WHAT YOU ARE ASKED TO DO.
Emit the data below verbatim, stripping out any pictures.

[Dataset excerpts]
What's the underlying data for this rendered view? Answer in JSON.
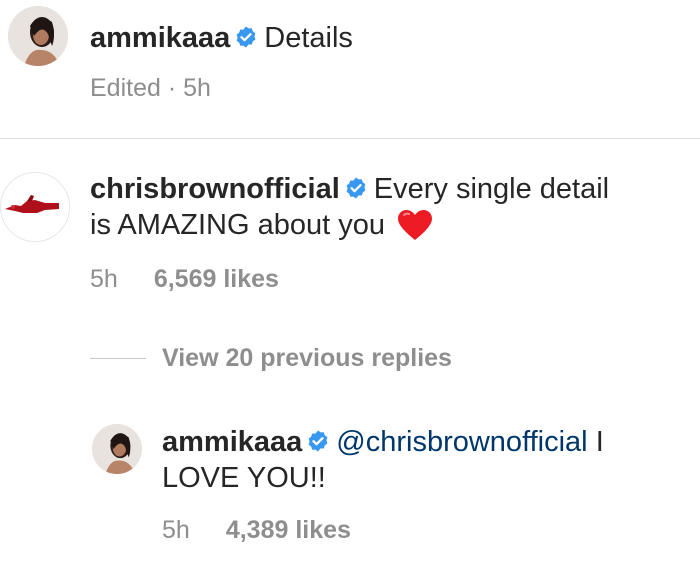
{
  "caption": {
    "username": "ammikaaa",
    "text": "Details",
    "edited": "Edited",
    "separator": "·",
    "time": "5h",
    "verified_icon": "verified-badge-icon"
  },
  "comment": {
    "username": "chrisbrownofficial",
    "text_line1": "Every single detail",
    "text_line2": "is AMAZING about you",
    "emoji": "red-heart",
    "time": "5h",
    "likes": "6,569 likes"
  },
  "replies_toggle": {
    "label": "View 20 previous replies"
  },
  "reply": {
    "username": "ammikaaa",
    "mention": "@chrisbrownofficial",
    "text_line1_tail": "I",
    "text_line2": "LOVE YOU!!",
    "time": "5h",
    "likes": "4,389 likes"
  },
  "colors": {
    "verified_blue": "#3897f0",
    "mention_blue": "#00376b",
    "secondary_text": "#8e8e8e",
    "heart_red": "#ed1c24"
  }
}
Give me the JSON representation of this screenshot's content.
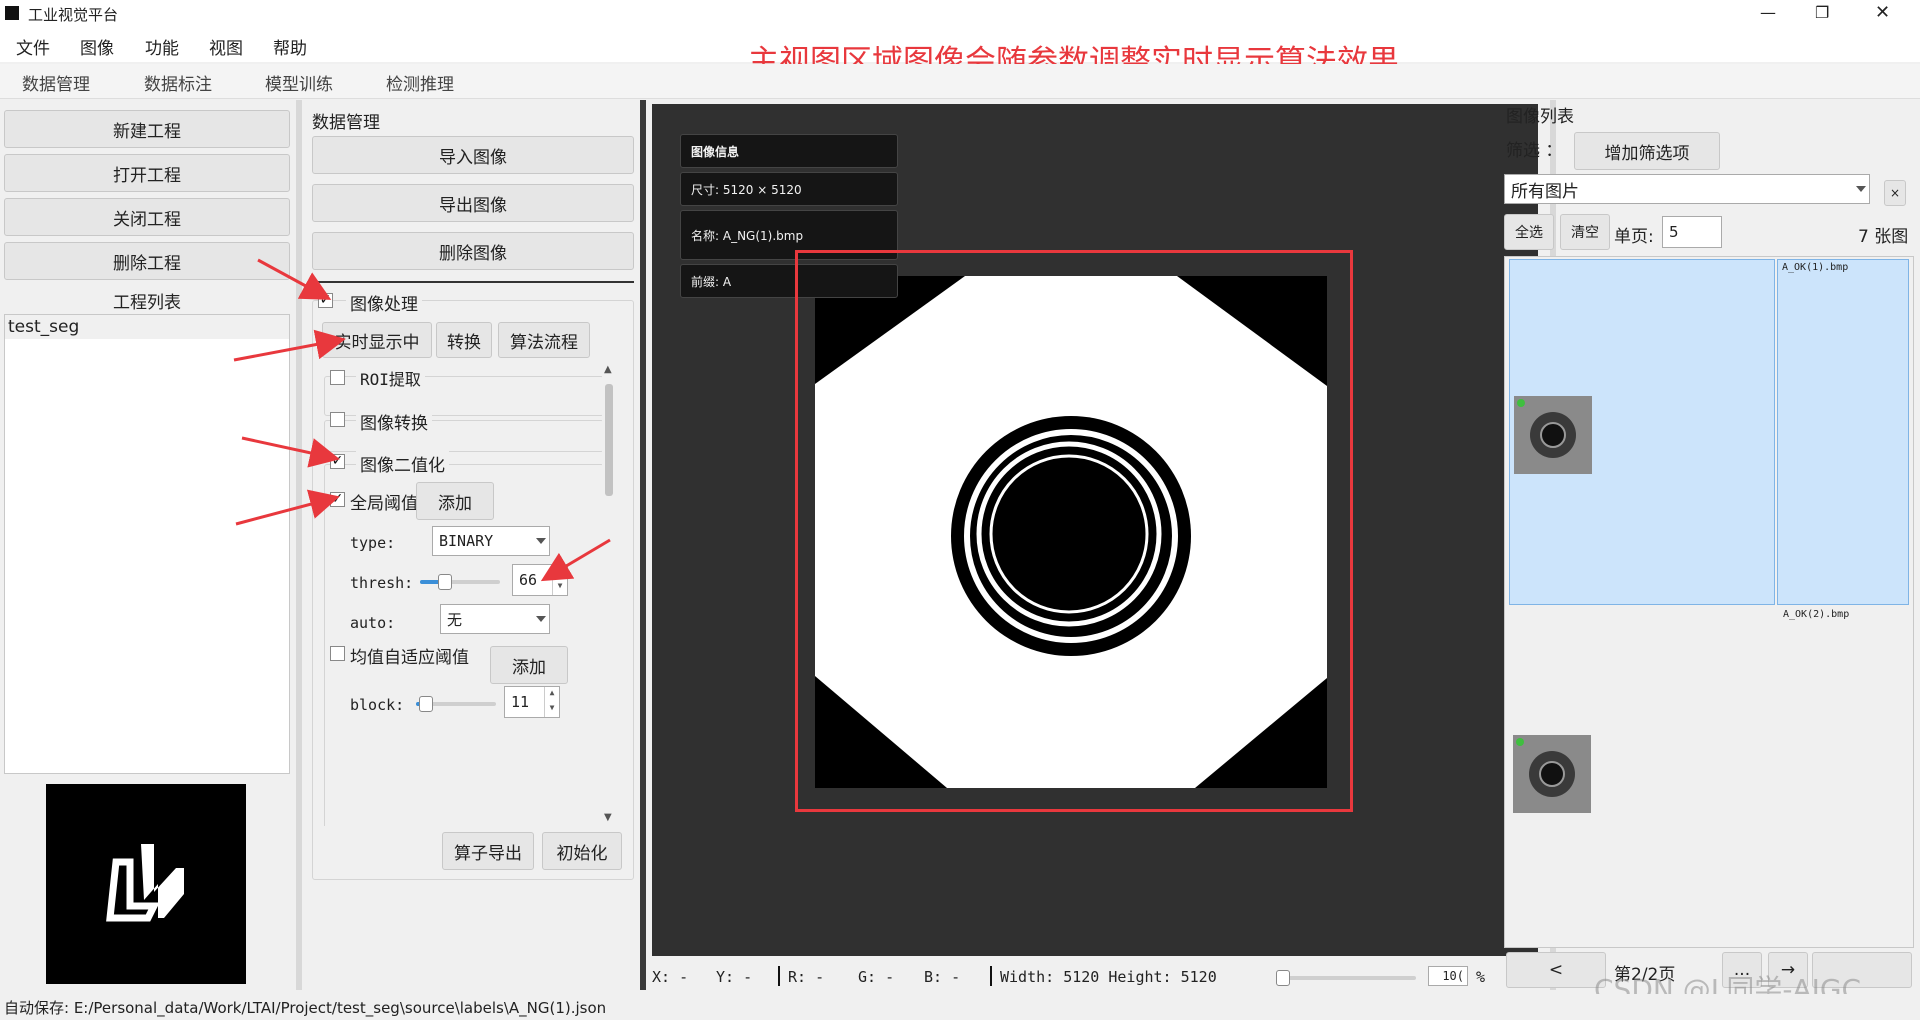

THE OUTPUT.
What's the underlying data for this rendered view? Answer in JSON.
{
  "caption": {
    "username": "ammikaaa",
    "text": "Details",
    "edited": "Edited",
    "separator": "·",
    "time": "5h",
    "verified_icon": "verified-badge-icon"
  },
  "comment": {
    "username": "chrisbrownofficial",
    "text_line1": "Every single detail",
    "text_line2": "is AMAZING about you",
    "emoji": "red-heart",
    "time": "5h",
    "likes": "6,569 likes"
  },
  "replies_toggle": {
    "label": "View 20 previous replies"
  },
  "reply": {
    "username": "ammikaaa",
    "mention": "@chrisbrownofficial",
    "text_line1_tail": "I",
    "text_line2": "LOVE YOU!!",
    "time": "5h",
    "likes": "4,389 likes"
  },
  "colors": {
    "verified_blue": "#3897f0",
    "mention_blue": "#00376b",
    "secondary_text": "#8e8e8e",
    "heart_red": "#ed1c24"
  }
}
Give me the JSON representation of this screenshot's content.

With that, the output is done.